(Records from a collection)
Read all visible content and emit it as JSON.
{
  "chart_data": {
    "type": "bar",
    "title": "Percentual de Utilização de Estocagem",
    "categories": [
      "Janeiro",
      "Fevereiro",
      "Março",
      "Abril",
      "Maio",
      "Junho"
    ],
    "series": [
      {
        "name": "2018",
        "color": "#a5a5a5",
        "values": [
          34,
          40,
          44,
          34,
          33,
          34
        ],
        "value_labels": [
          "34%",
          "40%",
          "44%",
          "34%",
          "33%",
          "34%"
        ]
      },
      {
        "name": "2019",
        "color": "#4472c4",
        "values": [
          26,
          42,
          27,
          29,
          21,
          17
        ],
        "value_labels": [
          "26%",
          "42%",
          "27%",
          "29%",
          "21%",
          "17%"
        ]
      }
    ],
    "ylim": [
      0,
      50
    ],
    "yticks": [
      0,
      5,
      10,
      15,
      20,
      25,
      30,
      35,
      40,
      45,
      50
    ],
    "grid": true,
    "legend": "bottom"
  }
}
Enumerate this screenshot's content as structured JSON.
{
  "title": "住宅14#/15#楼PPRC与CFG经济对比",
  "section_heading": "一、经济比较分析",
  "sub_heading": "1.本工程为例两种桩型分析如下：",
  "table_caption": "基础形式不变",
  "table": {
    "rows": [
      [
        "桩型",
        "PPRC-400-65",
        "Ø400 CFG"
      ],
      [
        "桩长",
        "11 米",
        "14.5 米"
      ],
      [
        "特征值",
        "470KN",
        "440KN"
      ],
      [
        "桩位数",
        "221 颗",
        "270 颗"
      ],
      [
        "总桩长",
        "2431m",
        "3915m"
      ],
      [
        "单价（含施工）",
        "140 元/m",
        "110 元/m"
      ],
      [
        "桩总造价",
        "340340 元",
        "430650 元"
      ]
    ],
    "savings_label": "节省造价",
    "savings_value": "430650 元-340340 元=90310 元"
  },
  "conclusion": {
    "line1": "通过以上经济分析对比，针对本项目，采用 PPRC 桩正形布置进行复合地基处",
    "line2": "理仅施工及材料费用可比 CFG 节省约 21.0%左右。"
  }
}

* _Given instruction_: Your answer should consist only of the lines from the one with "Enumerate this screenshot's" through the end of the data above, reproduced exactly.

* _Solution below_:
Enumerate this screenshot's content as structured JSON.
{
  "title": "住宅14#/15#楼PPRC与CFG经济对比",
  "section_heading": "一、经济比较分析",
  "sub_heading": "1.本工程为例两种桩型分析如下：",
  "table_caption": "基础形式不变",
  "table": {
    "rows": [
      [
        "桩型",
        "PPRC-400-65",
        "Ø400 CFG"
      ],
      [
        "桩长",
        "11 米",
        "14.5 米"
      ],
      [
        "特征值",
        "470KN",
        "440KN"
      ],
      [
        "桩位数",
        "221 颗",
        "270 颗"
      ],
      [
        "总桩长",
        "2431m",
        "3915m"
      ],
      [
        "单价（含施工）",
        "140 元/m",
        "110 元/m"
      ],
      [
        "桩总造价",
        "340340 元",
        "430650 元"
      ]
    ],
    "savings_label": "节省造价",
    "savings_value": "430650 元-340340 元=90310 元"
  },
  "conclusion": {
    "line1": "通过以上经济分析对比，针对本项目，采用 PPRC 桩正形布置进行复合地基处",
    "line2": "理仅施工及材料费用可比 CFG 节省约 21.0%左右。"
  }
}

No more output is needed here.